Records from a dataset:
- - -
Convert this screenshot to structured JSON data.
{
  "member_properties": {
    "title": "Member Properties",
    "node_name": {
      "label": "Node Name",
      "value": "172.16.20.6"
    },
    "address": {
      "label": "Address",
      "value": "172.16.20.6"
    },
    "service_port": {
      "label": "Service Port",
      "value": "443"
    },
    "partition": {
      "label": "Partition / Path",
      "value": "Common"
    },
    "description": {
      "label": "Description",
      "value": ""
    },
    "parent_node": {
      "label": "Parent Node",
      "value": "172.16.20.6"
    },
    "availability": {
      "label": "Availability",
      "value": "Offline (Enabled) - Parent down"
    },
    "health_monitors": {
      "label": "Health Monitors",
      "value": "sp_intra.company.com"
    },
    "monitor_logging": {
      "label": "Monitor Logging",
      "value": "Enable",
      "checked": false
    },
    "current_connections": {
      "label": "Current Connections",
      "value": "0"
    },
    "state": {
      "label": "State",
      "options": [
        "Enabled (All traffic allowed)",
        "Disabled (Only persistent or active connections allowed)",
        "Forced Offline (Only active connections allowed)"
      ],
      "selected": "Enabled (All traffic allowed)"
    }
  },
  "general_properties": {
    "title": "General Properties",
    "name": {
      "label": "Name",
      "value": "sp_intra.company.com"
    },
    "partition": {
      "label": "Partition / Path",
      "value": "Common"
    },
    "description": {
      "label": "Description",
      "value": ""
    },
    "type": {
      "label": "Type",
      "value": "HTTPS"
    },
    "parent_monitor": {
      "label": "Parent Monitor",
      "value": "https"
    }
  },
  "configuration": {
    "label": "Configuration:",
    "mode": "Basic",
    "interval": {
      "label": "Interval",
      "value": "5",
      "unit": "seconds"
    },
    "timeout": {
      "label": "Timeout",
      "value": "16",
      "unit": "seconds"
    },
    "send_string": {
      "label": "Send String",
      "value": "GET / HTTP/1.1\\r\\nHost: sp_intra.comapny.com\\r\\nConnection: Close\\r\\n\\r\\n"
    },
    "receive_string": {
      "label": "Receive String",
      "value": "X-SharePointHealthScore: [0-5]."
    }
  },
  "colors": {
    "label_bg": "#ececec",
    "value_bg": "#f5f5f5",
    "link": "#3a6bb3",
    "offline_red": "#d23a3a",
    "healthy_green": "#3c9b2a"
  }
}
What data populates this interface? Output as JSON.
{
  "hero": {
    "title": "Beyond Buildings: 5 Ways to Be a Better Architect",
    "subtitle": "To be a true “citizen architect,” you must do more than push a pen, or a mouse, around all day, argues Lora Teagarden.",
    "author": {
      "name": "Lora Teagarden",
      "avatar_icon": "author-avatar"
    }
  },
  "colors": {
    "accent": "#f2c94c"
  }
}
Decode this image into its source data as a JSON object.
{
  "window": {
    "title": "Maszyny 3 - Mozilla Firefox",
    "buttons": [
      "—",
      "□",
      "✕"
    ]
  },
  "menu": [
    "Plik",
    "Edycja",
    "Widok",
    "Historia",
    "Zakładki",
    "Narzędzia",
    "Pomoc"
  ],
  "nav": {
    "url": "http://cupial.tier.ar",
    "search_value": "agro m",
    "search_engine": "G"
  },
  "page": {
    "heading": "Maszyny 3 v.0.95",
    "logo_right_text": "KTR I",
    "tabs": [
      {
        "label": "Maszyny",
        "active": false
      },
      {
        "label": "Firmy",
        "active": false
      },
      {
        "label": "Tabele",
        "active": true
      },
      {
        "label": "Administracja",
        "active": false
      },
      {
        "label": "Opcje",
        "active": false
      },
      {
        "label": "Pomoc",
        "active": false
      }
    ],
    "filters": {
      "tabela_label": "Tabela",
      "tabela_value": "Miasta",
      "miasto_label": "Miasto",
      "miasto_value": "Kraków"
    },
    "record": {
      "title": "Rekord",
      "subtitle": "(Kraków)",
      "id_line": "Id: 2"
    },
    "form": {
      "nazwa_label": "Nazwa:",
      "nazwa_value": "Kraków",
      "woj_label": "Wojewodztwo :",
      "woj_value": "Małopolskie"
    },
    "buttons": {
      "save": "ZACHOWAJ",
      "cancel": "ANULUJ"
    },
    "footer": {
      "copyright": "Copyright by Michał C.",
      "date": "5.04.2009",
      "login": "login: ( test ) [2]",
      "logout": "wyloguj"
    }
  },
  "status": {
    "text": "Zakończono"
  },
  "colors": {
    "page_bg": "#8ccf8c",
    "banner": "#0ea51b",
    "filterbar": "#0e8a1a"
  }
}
- - -
Report how many lines in the entries hold the string "allowed". Nothing but the number is wanted.

§ **ANSWER IN FULL**:
4